Exercise instructions
Exactly repeat the material, dropping only the pictures.

Dataset entries
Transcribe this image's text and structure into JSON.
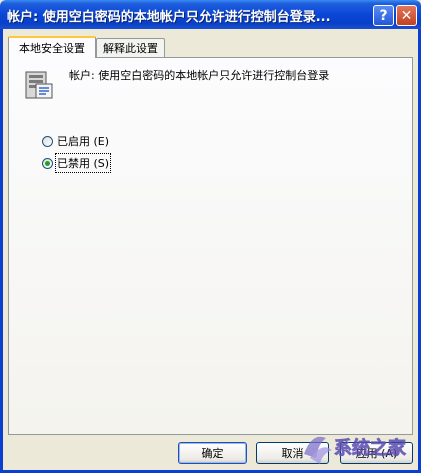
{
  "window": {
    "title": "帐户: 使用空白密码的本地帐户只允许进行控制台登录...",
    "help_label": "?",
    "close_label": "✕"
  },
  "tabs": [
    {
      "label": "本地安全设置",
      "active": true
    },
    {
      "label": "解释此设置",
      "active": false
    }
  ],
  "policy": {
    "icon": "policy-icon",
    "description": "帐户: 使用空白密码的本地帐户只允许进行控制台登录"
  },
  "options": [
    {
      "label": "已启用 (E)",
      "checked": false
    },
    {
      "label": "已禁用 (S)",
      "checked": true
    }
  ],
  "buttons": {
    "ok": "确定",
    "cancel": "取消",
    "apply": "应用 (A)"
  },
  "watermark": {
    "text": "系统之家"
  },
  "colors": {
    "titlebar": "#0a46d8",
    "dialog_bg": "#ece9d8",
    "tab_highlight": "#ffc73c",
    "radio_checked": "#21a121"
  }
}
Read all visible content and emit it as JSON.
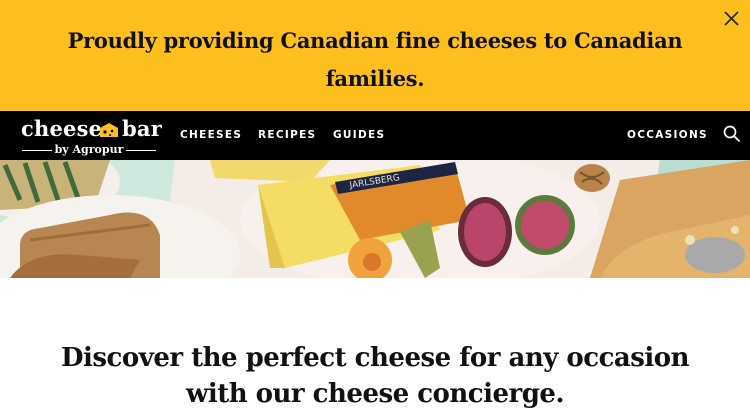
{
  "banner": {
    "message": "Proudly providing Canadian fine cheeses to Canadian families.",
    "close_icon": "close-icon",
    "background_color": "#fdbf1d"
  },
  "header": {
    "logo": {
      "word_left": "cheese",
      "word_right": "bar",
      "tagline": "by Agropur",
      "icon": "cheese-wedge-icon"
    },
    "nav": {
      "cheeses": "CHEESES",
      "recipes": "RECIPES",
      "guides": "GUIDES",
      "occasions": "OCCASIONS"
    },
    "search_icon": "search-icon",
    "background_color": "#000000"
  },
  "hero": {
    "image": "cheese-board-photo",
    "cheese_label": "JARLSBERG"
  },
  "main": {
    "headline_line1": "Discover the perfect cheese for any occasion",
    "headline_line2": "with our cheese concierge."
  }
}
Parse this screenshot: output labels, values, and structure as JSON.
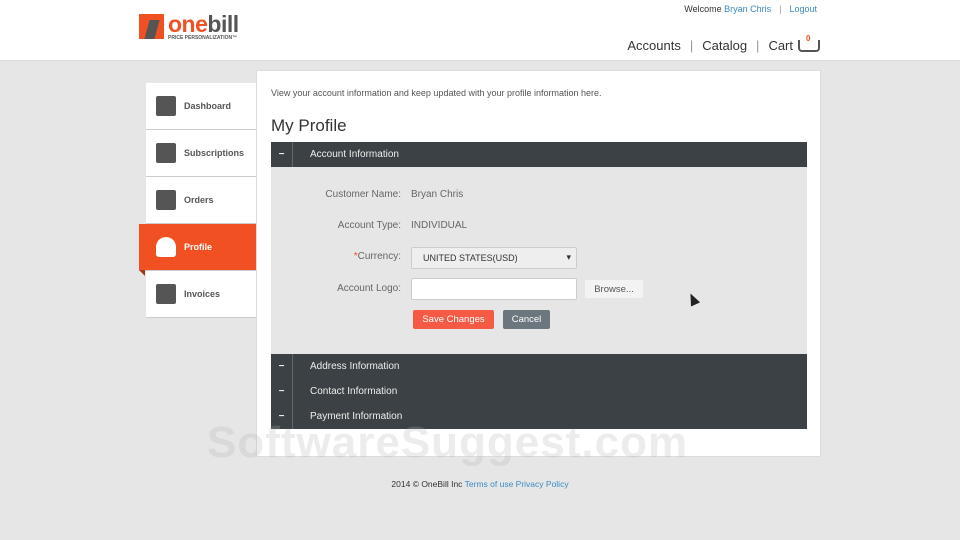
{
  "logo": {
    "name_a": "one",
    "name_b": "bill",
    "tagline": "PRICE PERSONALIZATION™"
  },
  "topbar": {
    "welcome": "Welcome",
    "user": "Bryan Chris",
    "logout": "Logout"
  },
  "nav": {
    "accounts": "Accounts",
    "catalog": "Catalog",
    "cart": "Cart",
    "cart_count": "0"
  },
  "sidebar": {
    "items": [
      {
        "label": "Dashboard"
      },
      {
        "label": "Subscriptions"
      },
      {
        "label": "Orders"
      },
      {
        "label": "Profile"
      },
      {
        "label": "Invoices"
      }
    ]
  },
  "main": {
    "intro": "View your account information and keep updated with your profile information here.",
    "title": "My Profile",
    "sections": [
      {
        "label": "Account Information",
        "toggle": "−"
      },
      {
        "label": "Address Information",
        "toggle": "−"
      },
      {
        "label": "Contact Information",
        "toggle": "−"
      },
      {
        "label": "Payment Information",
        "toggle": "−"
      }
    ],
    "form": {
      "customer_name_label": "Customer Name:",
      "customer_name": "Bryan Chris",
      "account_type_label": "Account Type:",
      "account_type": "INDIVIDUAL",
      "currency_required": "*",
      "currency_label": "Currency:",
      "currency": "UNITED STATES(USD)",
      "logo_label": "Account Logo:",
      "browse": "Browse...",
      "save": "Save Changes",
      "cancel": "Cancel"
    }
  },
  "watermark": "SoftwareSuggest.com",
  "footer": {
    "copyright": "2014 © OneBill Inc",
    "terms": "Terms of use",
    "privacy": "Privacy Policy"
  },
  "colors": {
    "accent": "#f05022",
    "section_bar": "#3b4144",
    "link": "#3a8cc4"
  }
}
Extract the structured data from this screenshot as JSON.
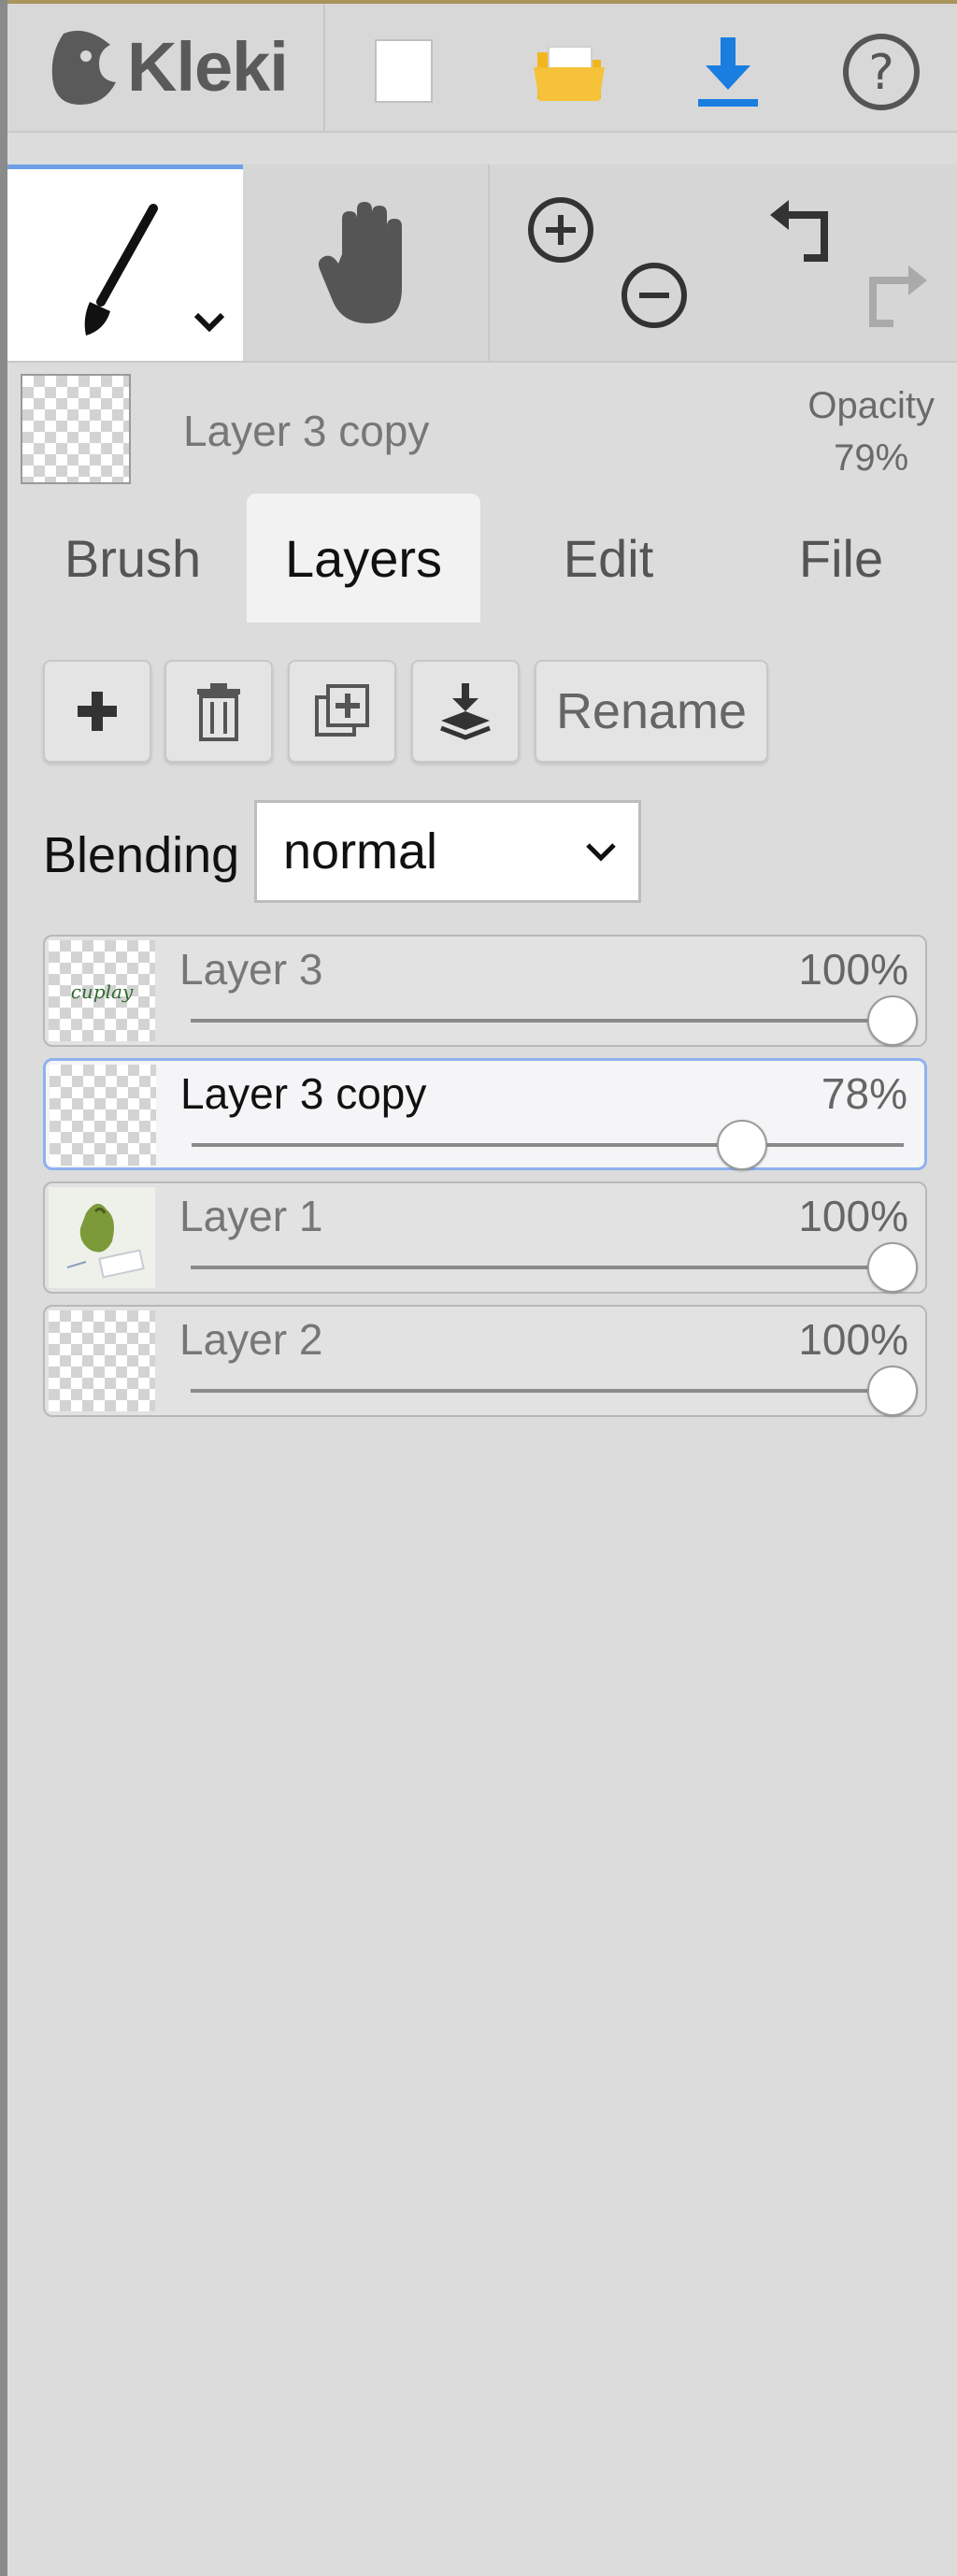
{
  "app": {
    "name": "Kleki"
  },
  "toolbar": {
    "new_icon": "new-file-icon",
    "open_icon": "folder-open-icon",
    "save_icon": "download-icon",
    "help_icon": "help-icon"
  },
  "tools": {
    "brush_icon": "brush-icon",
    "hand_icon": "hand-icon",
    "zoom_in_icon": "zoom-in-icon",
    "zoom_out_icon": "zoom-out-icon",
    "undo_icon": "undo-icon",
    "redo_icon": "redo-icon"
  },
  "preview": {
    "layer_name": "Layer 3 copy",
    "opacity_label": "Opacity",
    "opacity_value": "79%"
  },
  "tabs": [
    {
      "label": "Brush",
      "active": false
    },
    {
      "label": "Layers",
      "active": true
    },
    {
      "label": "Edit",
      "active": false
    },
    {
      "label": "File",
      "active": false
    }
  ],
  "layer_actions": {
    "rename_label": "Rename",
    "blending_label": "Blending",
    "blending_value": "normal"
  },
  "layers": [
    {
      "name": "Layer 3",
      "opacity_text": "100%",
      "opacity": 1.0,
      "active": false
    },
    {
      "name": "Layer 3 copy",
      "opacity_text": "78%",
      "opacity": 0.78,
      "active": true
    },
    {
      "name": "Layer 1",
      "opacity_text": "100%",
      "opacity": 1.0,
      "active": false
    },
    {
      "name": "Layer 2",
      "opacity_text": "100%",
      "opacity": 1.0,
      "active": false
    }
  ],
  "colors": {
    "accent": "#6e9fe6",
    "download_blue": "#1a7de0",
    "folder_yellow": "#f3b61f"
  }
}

Finished answer
Transcribe this image's text and structure into JSON.
{
  "window": {
    "title": "帐户: 使用空白密码的本地帐户只允许进行控制台登录...",
    "help_label": "?",
    "close_label": "✕"
  },
  "tabs": [
    {
      "label": "本地安全设置",
      "active": true
    },
    {
      "label": "解释此设置",
      "active": false
    }
  ],
  "policy": {
    "icon": "policy-icon",
    "description": "帐户: 使用空白密码的本地帐户只允许进行控制台登录"
  },
  "options": [
    {
      "label": "已启用 (E)",
      "checked": false
    },
    {
      "label": "已禁用 (S)",
      "checked": true
    }
  ],
  "buttons": {
    "ok": "确定",
    "cancel": "取消",
    "apply": "应用 (A)"
  },
  "watermark": {
    "text": "系统之家"
  },
  "colors": {
    "titlebar": "#0a46d8",
    "dialog_bg": "#ece9d8",
    "tab_highlight": "#ffc73c",
    "radio_checked": "#21a121"
  }
}
Read all visible content and emit it as JSON.
{
  "banner": {
    "message": "Proudly providing Canadian fine cheeses to Canadian families.",
    "close_icon": "close-icon",
    "background_color": "#fdbf1d"
  },
  "header": {
    "logo": {
      "word_left": "cheese",
      "word_right": "bar",
      "tagline": "by Agropur",
      "icon": "cheese-wedge-icon"
    },
    "nav": {
      "cheeses": "CHEESES",
      "recipes": "RECIPES",
      "guides": "GUIDES",
      "occasions": "OCCASIONS"
    },
    "search_icon": "search-icon",
    "background_color": "#000000"
  },
  "hero": {
    "image": "cheese-board-photo",
    "cheese_label": "JARLSBERG"
  },
  "main": {
    "headline_line1": "Discover the perfect cheese for any occasion",
    "headline_line2": "with our cheese concierge."
  }
}
Parse this screenshot: output labels, values, and structure as JSON.
{
  "logo": {
    "name_a": "one",
    "name_b": "bill",
    "tagline": "PRICE PERSONALIZATION™"
  },
  "topbar": {
    "welcome": "Welcome",
    "user": "Bryan Chris",
    "logout": "Logout"
  },
  "nav": {
    "accounts": "Accounts",
    "catalog": "Catalog",
    "cart": "Cart",
    "cart_count": "0"
  },
  "sidebar": {
    "items": [
      {
        "label": "Dashboard"
      },
      {
        "label": "Subscriptions"
      },
      {
        "label": "Orders"
      },
      {
        "label": "Profile"
      },
      {
        "label": "Invoices"
      }
    ]
  },
  "main": {
    "intro": "View your account information and keep updated with your profile information here.",
    "title": "My Profile",
    "sections": [
      {
        "label": "Account Information",
        "toggle": "−"
      },
      {
        "label": "Address Information",
        "toggle": "−"
      },
      {
        "label": "Contact Information",
        "toggle": "−"
      },
      {
        "label": "Payment Information",
        "toggle": "−"
      }
    ],
    "form": {
      "customer_name_label": "Customer Name:",
      "customer_name": "Bryan Chris",
      "account_type_label": "Account Type:",
      "account_type": "INDIVIDUAL",
      "currency_required": "*",
      "currency_label": "Currency:",
      "currency": "UNITED STATES(USD)",
      "logo_label": "Account Logo:",
      "browse": "Browse...",
      "save": "Save Changes",
      "cancel": "Cancel"
    }
  },
  "watermark": "SoftwareSuggest.com",
  "footer": {
    "copyright": "2014 © OneBill Inc",
    "terms": "Terms of use",
    "privacy": "Privacy Policy"
  },
  "colors": {
    "accent": "#f05022",
    "section_bar": "#3b4144",
    "link": "#3a8cc4"
  }
}
Extract the structured data from this screenshot as JSON.
{
  "app": {
    "name": "Kleki"
  },
  "toolbar": {
    "new_icon": "new-file-icon",
    "open_icon": "folder-open-icon",
    "save_icon": "download-icon",
    "help_icon": "help-icon"
  },
  "tools": {
    "brush_icon": "brush-icon",
    "hand_icon": "hand-icon",
    "zoom_in_icon": "zoom-in-icon",
    "zoom_out_icon": "zoom-out-icon",
    "undo_icon": "undo-icon",
    "redo_icon": "redo-icon"
  },
  "preview": {
    "layer_name": "Layer 3 copy",
    "opacity_label": "Opacity",
    "opacity_value": "79%"
  },
  "tabs": [
    {
      "label": "Brush",
      "active": false
    },
    {
      "label": "Layers",
      "active": true
    },
    {
      "label": "Edit",
      "active": false
    },
    {
      "label": "File",
      "active": false
    }
  ],
  "layer_actions": {
    "rename_label": "Rename",
    "blending_label": "Blending",
    "blending_value": "normal"
  },
  "layers": [
    {
      "name": "Layer 3",
      "opacity_text": "100%",
      "opacity": 1.0,
      "active": false
    },
    {
      "name": "Layer 3 copy",
      "opacity_text": "78%",
      "opacity": 0.78,
      "active": true
    },
    {
      "name": "Layer 1",
      "opacity_text": "100%",
      "opacity": 1.0,
      "active": false
    },
    {
      "name": "Layer 2",
      "opacity_text": "100%",
      "opacity": 1.0,
      "active": false
    }
  ],
  "colors": {
    "accent": "#6e9fe6",
    "download_blue": "#1a7de0",
    "folder_yellow": "#f3b61f"
  }
}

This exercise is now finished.